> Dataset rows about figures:

___

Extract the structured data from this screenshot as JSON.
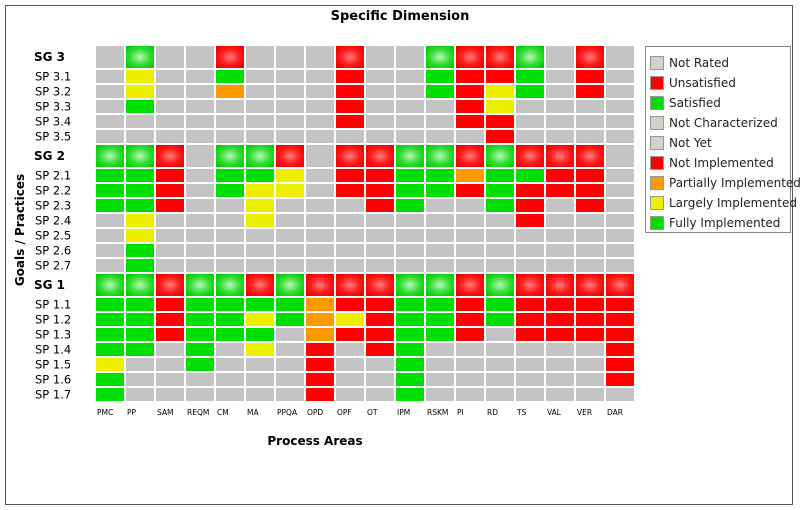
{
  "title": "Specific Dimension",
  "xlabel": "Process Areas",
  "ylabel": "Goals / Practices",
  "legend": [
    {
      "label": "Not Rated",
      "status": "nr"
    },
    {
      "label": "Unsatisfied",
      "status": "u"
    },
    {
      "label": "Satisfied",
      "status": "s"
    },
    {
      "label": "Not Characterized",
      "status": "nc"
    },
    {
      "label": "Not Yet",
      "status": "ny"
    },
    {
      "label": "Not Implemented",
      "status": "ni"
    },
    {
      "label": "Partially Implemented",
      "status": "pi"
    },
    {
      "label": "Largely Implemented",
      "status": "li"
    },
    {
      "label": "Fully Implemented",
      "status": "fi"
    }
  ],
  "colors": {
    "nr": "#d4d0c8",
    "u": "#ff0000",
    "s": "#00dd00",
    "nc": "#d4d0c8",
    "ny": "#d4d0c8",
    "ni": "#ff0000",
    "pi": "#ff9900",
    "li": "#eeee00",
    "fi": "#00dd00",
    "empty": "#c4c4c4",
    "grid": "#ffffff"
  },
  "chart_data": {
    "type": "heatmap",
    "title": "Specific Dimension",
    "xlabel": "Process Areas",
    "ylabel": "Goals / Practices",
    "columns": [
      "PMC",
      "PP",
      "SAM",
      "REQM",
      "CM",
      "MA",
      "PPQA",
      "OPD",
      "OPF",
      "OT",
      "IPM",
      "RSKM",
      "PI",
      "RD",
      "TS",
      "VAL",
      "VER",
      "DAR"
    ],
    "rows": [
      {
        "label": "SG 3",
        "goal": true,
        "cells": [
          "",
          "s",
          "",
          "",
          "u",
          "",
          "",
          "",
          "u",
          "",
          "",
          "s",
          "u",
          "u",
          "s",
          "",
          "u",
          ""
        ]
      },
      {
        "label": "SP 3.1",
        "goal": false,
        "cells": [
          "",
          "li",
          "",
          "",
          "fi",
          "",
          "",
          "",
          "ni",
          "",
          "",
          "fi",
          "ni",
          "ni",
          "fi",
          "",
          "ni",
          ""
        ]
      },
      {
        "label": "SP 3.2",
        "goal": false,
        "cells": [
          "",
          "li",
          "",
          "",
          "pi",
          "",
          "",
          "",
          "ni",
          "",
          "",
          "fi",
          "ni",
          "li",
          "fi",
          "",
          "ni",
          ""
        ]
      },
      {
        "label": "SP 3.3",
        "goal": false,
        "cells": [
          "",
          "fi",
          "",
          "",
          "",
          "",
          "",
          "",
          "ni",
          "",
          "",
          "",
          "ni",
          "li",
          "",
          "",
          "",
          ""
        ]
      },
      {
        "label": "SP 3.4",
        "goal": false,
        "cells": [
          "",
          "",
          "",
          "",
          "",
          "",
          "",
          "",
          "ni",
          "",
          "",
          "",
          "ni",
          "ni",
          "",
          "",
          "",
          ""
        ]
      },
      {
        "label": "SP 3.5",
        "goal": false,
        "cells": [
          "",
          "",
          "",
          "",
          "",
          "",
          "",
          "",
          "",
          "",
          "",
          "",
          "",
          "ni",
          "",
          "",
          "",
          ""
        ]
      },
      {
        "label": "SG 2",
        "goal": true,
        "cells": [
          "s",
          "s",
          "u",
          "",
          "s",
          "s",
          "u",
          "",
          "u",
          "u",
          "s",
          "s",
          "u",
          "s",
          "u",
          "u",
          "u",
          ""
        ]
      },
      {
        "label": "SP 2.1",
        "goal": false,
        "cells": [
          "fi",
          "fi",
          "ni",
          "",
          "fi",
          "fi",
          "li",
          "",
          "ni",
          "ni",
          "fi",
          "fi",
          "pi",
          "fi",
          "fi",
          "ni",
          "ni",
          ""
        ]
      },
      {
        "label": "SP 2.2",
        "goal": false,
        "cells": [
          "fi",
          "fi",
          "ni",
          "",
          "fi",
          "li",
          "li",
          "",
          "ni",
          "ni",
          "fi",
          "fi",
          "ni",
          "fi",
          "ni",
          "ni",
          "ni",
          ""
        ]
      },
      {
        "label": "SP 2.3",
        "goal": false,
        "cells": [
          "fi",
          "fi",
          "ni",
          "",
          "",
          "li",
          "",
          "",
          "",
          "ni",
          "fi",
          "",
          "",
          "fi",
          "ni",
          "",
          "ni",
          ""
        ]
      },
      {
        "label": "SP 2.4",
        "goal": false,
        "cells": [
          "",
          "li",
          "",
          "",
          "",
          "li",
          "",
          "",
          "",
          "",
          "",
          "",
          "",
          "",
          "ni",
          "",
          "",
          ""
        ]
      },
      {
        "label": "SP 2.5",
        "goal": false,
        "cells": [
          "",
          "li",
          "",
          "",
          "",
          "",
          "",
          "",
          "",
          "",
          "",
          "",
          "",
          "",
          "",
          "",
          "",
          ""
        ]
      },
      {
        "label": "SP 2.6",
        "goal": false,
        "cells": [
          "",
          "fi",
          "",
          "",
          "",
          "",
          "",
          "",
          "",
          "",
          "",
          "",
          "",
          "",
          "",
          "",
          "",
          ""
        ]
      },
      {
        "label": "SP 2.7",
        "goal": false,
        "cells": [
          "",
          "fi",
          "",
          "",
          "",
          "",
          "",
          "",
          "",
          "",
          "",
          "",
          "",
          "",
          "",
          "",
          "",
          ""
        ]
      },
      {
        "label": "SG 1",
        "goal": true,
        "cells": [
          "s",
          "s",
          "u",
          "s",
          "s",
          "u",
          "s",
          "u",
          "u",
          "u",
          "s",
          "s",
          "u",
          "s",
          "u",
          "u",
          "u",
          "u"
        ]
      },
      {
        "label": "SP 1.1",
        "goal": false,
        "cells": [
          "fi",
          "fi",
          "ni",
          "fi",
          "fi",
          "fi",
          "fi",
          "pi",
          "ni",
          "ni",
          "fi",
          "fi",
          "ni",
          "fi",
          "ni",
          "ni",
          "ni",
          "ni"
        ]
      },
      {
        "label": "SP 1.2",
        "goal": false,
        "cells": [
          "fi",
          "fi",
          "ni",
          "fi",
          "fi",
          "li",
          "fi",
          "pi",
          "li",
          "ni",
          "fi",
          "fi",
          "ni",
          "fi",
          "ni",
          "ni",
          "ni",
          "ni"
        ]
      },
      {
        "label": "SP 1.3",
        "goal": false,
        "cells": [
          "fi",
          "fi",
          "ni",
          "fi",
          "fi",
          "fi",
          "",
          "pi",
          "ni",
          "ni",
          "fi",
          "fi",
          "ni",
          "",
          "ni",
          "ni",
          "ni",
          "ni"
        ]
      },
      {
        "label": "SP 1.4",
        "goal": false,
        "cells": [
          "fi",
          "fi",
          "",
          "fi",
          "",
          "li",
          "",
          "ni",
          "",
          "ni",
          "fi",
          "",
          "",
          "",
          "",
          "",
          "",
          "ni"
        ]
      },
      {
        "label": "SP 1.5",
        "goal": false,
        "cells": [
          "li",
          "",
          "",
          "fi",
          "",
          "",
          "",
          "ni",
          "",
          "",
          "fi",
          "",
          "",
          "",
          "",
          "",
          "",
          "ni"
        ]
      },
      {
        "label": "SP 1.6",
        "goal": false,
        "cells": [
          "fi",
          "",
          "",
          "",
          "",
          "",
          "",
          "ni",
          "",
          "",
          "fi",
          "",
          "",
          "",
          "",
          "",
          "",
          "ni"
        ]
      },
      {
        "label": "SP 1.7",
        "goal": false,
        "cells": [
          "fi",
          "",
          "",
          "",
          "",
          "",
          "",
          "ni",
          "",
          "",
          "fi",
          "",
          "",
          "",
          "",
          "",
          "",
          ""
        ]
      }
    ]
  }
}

___

> Task instructions: Set down every record once more, word for word, without pictures.

> Answer to the task:
Extract the structured data from this screenshot as JSON.
{
  "title": "Specific Dimension",
  "xlabel": "Process Areas",
  "ylabel": "Goals / Practices",
  "legend": [
    {
      "label": "Not Rated",
      "status": "nr"
    },
    {
      "label": "Unsatisfied",
      "status": "u"
    },
    {
      "label": "Satisfied",
      "status": "s"
    },
    {
      "label": "Not Characterized",
      "status": "nc"
    },
    {
      "label": "Not Yet",
      "status": "ny"
    },
    {
      "label": "Not Implemented",
      "status": "ni"
    },
    {
      "label": "Partially Implemented",
      "status": "pi"
    },
    {
      "label": "Largely Implemented",
      "status": "li"
    },
    {
      "label": "Fully Implemented",
      "status": "fi"
    }
  ],
  "colors": {
    "nr": "#d4d0c8",
    "u": "#ff0000",
    "s": "#00dd00",
    "nc": "#d4d0c8",
    "ny": "#d4d0c8",
    "ni": "#ff0000",
    "pi": "#ff9900",
    "li": "#eeee00",
    "fi": "#00dd00",
    "empty": "#c4c4c4",
    "grid": "#ffffff"
  },
  "chart_data": {
    "type": "heatmap",
    "title": "Specific Dimension",
    "xlabel": "Process Areas",
    "ylabel": "Goals / Practices",
    "columns": [
      "PMC",
      "PP",
      "SAM",
      "REQM",
      "CM",
      "MA",
      "PPQA",
      "OPD",
      "OPF",
      "OT",
      "IPM",
      "RSKM",
      "PI",
      "RD",
      "TS",
      "VAL",
      "VER",
      "DAR"
    ],
    "rows": [
      {
        "label": "SG 3",
        "goal": true,
        "cells": [
          "",
          "s",
          "",
          "",
          "u",
          "",
          "",
          "",
          "u",
          "",
          "",
          "s",
          "u",
          "u",
          "s",
          "",
          "u",
          ""
        ]
      },
      {
        "label": "SP 3.1",
        "goal": false,
        "cells": [
          "",
          "li",
          "",
          "",
          "fi",
          "",
          "",
          "",
          "ni",
          "",
          "",
          "fi",
          "ni",
          "ni",
          "fi",
          "",
          "ni",
          ""
        ]
      },
      {
        "label": "SP 3.2",
        "goal": false,
        "cells": [
          "",
          "li",
          "",
          "",
          "pi",
          "",
          "",
          "",
          "ni",
          "",
          "",
          "fi",
          "ni",
          "li",
          "fi",
          "",
          "ni",
          ""
        ]
      },
      {
        "label": "SP 3.3",
        "goal": false,
        "cells": [
          "",
          "fi",
          "",
          "",
          "",
          "",
          "",
          "",
          "ni",
          "",
          "",
          "",
          "ni",
          "li",
          "",
          "",
          "",
          ""
        ]
      },
      {
        "label": "SP 3.4",
        "goal": false,
        "cells": [
          "",
          "",
          "",
          "",
          "",
          "",
          "",
          "",
          "ni",
          "",
          "",
          "",
          "ni",
          "ni",
          "",
          "",
          "",
          ""
        ]
      },
      {
        "label": "SP 3.5",
        "goal": false,
        "cells": [
          "",
          "",
          "",
          "",
          "",
          "",
          "",
          "",
          "",
          "",
          "",
          "",
          "",
          "ni",
          "",
          "",
          "",
          ""
        ]
      },
      {
        "label": "SG 2",
        "goal": true,
        "cells": [
          "s",
          "s",
          "u",
          "",
          "s",
          "s",
          "u",
          "",
          "u",
          "u",
          "s",
          "s",
          "u",
          "s",
          "u",
          "u",
          "u",
          ""
        ]
      },
      {
        "label": "SP 2.1",
        "goal": false,
        "cells": [
          "fi",
          "fi",
          "ni",
          "",
          "fi",
          "fi",
          "li",
          "",
          "ni",
          "ni",
          "fi",
          "fi",
          "pi",
          "fi",
          "fi",
          "ni",
          "ni",
          ""
        ]
      },
      {
        "label": "SP 2.2",
        "goal": false,
        "cells": [
          "fi",
          "fi",
          "ni",
          "",
          "fi",
          "li",
          "li",
          "",
          "ni",
          "ni",
          "fi",
          "fi",
          "ni",
          "fi",
          "ni",
          "ni",
          "ni",
          ""
        ]
      },
      {
        "label": "SP 2.3",
        "goal": false,
        "cells": [
          "fi",
          "fi",
          "ni",
          "",
          "",
          "li",
          "",
          "",
          "",
          "ni",
          "fi",
          "",
          "",
          "fi",
          "ni",
          "",
          "ni",
          ""
        ]
      },
      {
        "label": "SP 2.4",
        "goal": false,
        "cells": [
          "",
          "li",
          "",
          "",
          "",
          "li",
          "",
          "",
          "",
          "",
          "",
          "",
          "",
          "",
          "ni",
          "",
          "",
          ""
        ]
      },
      {
        "label": "SP 2.5",
        "goal": false,
        "cells": [
          "",
          "li",
          "",
          "",
          "",
          "",
          "",
          "",
          "",
          "",
          "",
          "",
          "",
          "",
          "",
          "",
          "",
          ""
        ]
      },
      {
        "label": "SP 2.6",
        "goal": false,
        "cells": [
          "",
          "fi",
          "",
          "",
          "",
          "",
          "",
          "",
          "",
          "",
          "",
          "",
          "",
          "",
          "",
          "",
          "",
          ""
        ]
      },
      {
        "label": "SP 2.7",
        "goal": false,
        "cells": [
          "",
          "fi",
          "",
          "",
          "",
          "",
          "",
          "",
          "",
          "",
          "",
          "",
          "",
          "",
          "",
          "",
          "",
          ""
        ]
      },
      {
        "label": "SG 1",
        "goal": true,
        "cells": [
          "s",
          "s",
          "u",
          "s",
          "s",
          "u",
          "s",
          "u",
          "u",
          "u",
          "s",
          "s",
          "u",
          "s",
          "u",
          "u",
          "u",
          "u"
        ]
      },
      {
        "label": "SP 1.1",
        "goal": false,
        "cells": [
          "fi",
          "fi",
          "ni",
          "fi",
          "fi",
          "fi",
          "fi",
          "pi",
          "ni",
          "ni",
          "fi",
          "fi",
          "ni",
          "fi",
          "ni",
          "ni",
          "ni",
          "ni"
        ]
      },
      {
        "label": "SP 1.2",
        "goal": false,
        "cells": [
          "fi",
          "fi",
          "ni",
          "fi",
          "fi",
          "li",
          "fi",
          "pi",
          "li",
          "ni",
          "fi",
          "fi",
          "ni",
          "fi",
          "ni",
          "ni",
          "ni",
          "ni"
        ]
      },
      {
        "label": "SP 1.3",
        "goal": false,
        "cells": [
          "fi",
          "fi",
          "ni",
          "fi",
          "fi",
          "fi",
          "",
          "pi",
          "ni",
          "ni",
          "fi",
          "fi",
          "ni",
          "",
          "ni",
          "ni",
          "ni",
          "ni"
        ]
      },
      {
        "label": "SP 1.4",
        "goal": false,
        "cells": [
          "fi",
          "fi",
          "",
          "fi",
          "",
          "li",
          "",
          "ni",
          "",
          "ni",
          "fi",
          "",
          "",
          "",
          "",
          "",
          "",
          "ni"
        ]
      },
      {
        "label": "SP 1.5",
        "goal": false,
        "cells": [
          "li",
          "",
          "",
          "fi",
          "",
          "",
          "",
          "ni",
          "",
          "",
          "fi",
          "",
          "",
          "",
          "",
          "",
          "",
          "ni"
        ]
      },
      {
        "label": "SP 1.6",
        "goal": false,
        "cells": [
          "fi",
          "",
          "",
          "",
          "",
          "",
          "",
          "ni",
          "",
          "",
          "fi",
          "",
          "",
          "",
          "",
          "",
          "",
          "ni"
        ]
      },
      {
        "label": "SP 1.7",
        "goal": false,
        "cells": [
          "fi",
          "",
          "",
          "",
          "",
          "",
          "",
          "ni",
          "",
          "",
          "fi",
          "",
          "",
          "",
          "",
          "",
          "",
          ""
        ]
      }
    ]
  }
}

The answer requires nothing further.